# What this task involves:
Exactly reproduce each record listed below.

# Stored records:
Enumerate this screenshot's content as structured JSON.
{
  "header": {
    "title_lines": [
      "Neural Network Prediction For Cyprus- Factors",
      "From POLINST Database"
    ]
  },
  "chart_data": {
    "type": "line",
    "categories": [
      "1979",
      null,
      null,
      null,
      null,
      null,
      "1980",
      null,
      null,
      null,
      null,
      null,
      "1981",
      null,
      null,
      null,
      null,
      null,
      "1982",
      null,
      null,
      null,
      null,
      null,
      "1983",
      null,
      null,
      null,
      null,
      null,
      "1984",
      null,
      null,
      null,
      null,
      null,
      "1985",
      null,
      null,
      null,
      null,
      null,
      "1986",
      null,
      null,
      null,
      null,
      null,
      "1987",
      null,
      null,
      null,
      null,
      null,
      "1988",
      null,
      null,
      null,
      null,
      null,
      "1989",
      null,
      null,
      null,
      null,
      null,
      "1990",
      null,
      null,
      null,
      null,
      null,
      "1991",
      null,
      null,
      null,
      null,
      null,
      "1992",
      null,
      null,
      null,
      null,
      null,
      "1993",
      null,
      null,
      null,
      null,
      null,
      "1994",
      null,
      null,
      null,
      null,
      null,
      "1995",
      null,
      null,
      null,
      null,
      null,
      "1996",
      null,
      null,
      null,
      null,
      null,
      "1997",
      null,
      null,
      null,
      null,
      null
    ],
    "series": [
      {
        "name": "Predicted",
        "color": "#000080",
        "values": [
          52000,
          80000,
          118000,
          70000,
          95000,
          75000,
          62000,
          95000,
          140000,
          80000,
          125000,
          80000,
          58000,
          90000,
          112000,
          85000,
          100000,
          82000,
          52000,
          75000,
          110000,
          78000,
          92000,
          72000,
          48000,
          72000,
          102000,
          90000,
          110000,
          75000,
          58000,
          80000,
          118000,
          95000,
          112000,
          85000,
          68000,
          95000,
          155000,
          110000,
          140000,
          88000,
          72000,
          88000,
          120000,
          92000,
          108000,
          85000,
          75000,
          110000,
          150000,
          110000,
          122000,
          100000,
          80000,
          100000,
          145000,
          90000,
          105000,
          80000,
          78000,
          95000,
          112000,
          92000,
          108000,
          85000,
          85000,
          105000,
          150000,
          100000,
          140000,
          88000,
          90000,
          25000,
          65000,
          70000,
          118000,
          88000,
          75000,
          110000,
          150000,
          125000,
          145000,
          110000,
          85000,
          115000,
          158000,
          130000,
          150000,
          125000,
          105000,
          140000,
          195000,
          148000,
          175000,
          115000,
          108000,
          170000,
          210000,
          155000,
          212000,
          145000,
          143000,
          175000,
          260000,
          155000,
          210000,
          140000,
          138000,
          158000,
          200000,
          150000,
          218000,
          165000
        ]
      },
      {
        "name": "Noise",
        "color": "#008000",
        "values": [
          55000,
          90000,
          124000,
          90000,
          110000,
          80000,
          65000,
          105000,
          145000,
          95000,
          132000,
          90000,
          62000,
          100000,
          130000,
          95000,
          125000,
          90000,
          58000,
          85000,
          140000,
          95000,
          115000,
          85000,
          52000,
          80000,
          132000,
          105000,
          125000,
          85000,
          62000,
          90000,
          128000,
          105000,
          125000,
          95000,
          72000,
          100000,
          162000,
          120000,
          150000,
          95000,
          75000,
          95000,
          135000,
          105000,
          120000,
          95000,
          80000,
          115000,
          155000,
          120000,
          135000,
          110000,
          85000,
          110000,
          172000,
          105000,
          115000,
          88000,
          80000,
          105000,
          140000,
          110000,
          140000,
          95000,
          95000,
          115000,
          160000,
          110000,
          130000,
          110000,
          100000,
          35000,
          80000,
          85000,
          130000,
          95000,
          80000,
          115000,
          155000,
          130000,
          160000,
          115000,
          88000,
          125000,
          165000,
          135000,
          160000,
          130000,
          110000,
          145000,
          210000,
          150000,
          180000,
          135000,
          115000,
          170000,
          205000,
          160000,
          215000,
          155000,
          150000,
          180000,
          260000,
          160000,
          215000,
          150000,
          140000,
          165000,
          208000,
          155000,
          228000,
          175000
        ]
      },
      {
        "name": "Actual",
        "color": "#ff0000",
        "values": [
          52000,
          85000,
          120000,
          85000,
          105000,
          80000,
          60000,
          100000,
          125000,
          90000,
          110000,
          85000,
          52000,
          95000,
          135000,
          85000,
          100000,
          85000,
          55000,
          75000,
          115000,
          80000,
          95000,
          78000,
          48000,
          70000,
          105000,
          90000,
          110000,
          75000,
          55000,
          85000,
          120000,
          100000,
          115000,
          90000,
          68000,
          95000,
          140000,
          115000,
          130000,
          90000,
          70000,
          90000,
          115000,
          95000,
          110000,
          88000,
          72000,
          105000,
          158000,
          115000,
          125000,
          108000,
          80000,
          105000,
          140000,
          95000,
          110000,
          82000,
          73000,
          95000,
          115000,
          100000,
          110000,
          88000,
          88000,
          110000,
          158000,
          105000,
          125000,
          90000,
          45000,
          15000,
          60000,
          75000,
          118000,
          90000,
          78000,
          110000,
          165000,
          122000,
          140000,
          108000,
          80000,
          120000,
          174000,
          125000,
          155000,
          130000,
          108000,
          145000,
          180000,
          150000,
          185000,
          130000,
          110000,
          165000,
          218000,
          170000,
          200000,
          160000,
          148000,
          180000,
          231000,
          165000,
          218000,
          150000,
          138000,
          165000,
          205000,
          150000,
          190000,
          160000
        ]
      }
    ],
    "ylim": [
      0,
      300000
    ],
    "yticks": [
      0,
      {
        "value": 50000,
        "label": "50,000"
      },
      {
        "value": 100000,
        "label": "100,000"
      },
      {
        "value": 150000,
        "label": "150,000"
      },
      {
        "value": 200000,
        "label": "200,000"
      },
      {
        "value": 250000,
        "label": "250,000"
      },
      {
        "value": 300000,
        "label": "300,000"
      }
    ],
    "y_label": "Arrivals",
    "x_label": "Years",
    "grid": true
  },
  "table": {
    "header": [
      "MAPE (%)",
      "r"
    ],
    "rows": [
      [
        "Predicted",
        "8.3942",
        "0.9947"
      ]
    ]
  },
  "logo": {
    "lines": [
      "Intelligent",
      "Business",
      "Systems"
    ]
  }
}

# Finished task:
Enumerate this screenshot's content as structured JSON.
{
  "header": {
    "title_lines": [
      "Neural Network Prediction For Cyprus- Factors",
      "From POLINST Database"
    ]
  },
  "chart_data": {
    "type": "line",
    "categories": [
      "1979",
      null,
      null,
      null,
      null,
      null,
      "1980",
      null,
      null,
      null,
      null,
      null,
      "1981",
      null,
      null,
      null,
      null,
      null,
      "1982",
      null,
      null,
      null,
      null,
      null,
      "1983",
      null,
      null,
      null,
      null,
      null,
      "1984",
      null,
      null,
      null,
      null,
      null,
      "1985",
      null,
      null,
      null,
      null,
      null,
      "1986",
      null,
      null,
      null,
      null,
      null,
      "1987",
      null,
      null,
      null,
      null,
      null,
      "1988",
      null,
      null,
      null,
      null,
      null,
      "1989",
      null,
      null,
      null,
      null,
      null,
      "1990",
      null,
      null,
      null,
      null,
      null,
      "1991",
      null,
      null,
      null,
      null,
      null,
      "1992",
      null,
      null,
      null,
      null,
      null,
      "1993",
      null,
      null,
      null,
      null,
      null,
      "1994",
      null,
      null,
      null,
      null,
      null,
      "1995",
      null,
      null,
      null,
      null,
      null,
      "1996",
      null,
      null,
      null,
      null,
      null,
      "1997",
      null,
      null,
      null,
      null,
      null
    ],
    "series": [
      {
        "name": "Predicted",
        "color": "#000080",
        "values": [
          52000,
          80000,
          118000,
          70000,
          95000,
          75000,
          62000,
          95000,
          140000,
          80000,
          125000,
          80000,
          58000,
          90000,
          112000,
          85000,
          100000,
          82000,
          52000,
          75000,
          110000,
          78000,
          92000,
          72000,
          48000,
          72000,
          102000,
          90000,
          110000,
          75000,
          58000,
          80000,
          118000,
          95000,
          112000,
          85000,
          68000,
          95000,
          155000,
          110000,
          140000,
          88000,
          72000,
          88000,
          120000,
          92000,
          108000,
          85000,
          75000,
          110000,
          150000,
          110000,
          122000,
          100000,
          80000,
          100000,
          145000,
          90000,
          105000,
          80000,
          78000,
          95000,
          112000,
          92000,
          108000,
          85000,
          85000,
          105000,
          150000,
          100000,
          140000,
          88000,
          90000,
          25000,
          65000,
          70000,
          118000,
          88000,
          75000,
          110000,
          150000,
          125000,
          145000,
          110000,
          85000,
          115000,
          158000,
          130000,
          150000,
          125000,
          105000,
          140000,
          195000,
          148000,
          175000,
          115000,
          108000,
          170000,
          210000,
          155000,
          212000,
          145000,
          143000,
          175000,
          260000,
          155000,
          210000,
          140000,
          138000,
          158000,
          200000,
          150000,
          218000,
          165000
        ]
      },
      {
        "name": "Noise",
        "color": "#008000",
        "values": [
          55000,
          90000,
          124000,
          90000,
          110000,
          80000,
          65000,
          105000,
          145000,
          95000,
          132000,
          90000,
          62000,
          100000,
          130000,
          95000,
          125000,
          90000,
          58000,
          85000,
          140000,
          95000,
          115000,
          85000,
          52000,
          80000,
          132000,
          105000,
          125000,
          85000,
          62000,
          90000,
          128000,
          105000,
          125000,
          95000,
          72000,
          100000,
          162000,
          120000,
          150000,
          95000,
          75000,
          95000,
          135000,
          105000,
          120000,
          95000,
          80000,
          115000,
          155000,
          120000,
          135000,
          110000,
          85000,
          110000,
          172000,
          105000,
          115000,
          88000,
          80000,
          105000,
          140000,
          110000,
          140000,
          95000,
          95000,
          115000,
          160000,
          110000,
          130000,
          110000,
          100000,
          35000,
          80000,
          85000,
          130000,
          95000,
          80000,
          115000,
          155000,
          130000,
          160000,
          115000,
          88000,
          125000,
          165000,
          135000,
          160000,
          130000,
          110000,
          145000,
          210000,
          150000,
          180000,
          135000,
          115000,
          170000,
          205000,
          160000,
          215000,
          155000,
          150000,
          180000,
          260000,
          160000,
          215000,
          150000,
          140000,
          165000,
          208000,
          155000,
          228000,
          175000
        ]
      },
      {
        "name": "Actual",
        "color": "#ff0000",
        "values": [
          52000,
          85000,
          120000,
          85000,
          105000,
          80000,
          60000,
          100000,
          125000,
          90000,
          110000,
          85000,
          52000,
          95000,
          135000,
          85000,
          100000,
          85000,
          55000,
          75000,
          115000,
          80000,
          95000,
          78000,
          48000,
          70000,
          105000,
          90000,
          110000,
          75000,
          55000,
          85000,
          120000,
          100000,
          115000,
          90000,
          68000,
          95000,
          140000,
          115000,
          130000,
          90000,
          70000,
          90000,
          115000,
          95000,
          110000,
          88000,
          72000,
          105000,
          158000,
          115000,
          125000,
          108000,
          80000,
          105000,
          140000,
          95000,
          110000,
          82000,
          73000,
          95000,
          115000,
          100000,
          110000,
          88000,
          88000,
          110000,
          158000,
          105000,
          125000,
          90000,
          45000,
          15000,
          60000,
          75000,
          118000,
          90000,
          78000,
          110000,
          165000,
          122000,
          140000,
          108000,
          80000,
          120000,
          174000,
          125000,
          155000,
          130000,
          108000,
          145000,
          180000,
          150000,
          185000,
          130000,
          110000,
          165000,
          218000,
          170000,
          200000,
          160000,
          148000,
          180000,
          231000,
          165000,
          218000,
          150000,
          138000,
          165000,
          205000,
          150000,
          190000,
          160000
        ]
      }
    ],
    "ylim": [
      0,
      300000
    ],
    "yticks": [
      0,
      {
        "value": 50000,
        "label": "50,000"
      },
      {
        "value": 100000,
        "label": "100,000"
      },
      {
        "value": 150000,
        "label": "150,000"
      },
      {
        "value": 200000,
        "label": "200,000"
      },
      {
        "value": 250000,
        "label": "250,000"
      },
      {
        "value": 300000,
        "label": "300,000"
      }
    ],
    "y_label": "Arrivals",
    "x_label": "Years",
    "grid": true
  },
  "table": {
    "header": [
      "MAPE (%)",
      "r"
    ],
    "rows": [
      [
        "Predicted",
        "8.3942",
        "0.9947"
      ]
    ]
  },
  "logo": {
    "lines": [
      "Intelligent",
      "Business",
      "Systems"
    ]
  }
}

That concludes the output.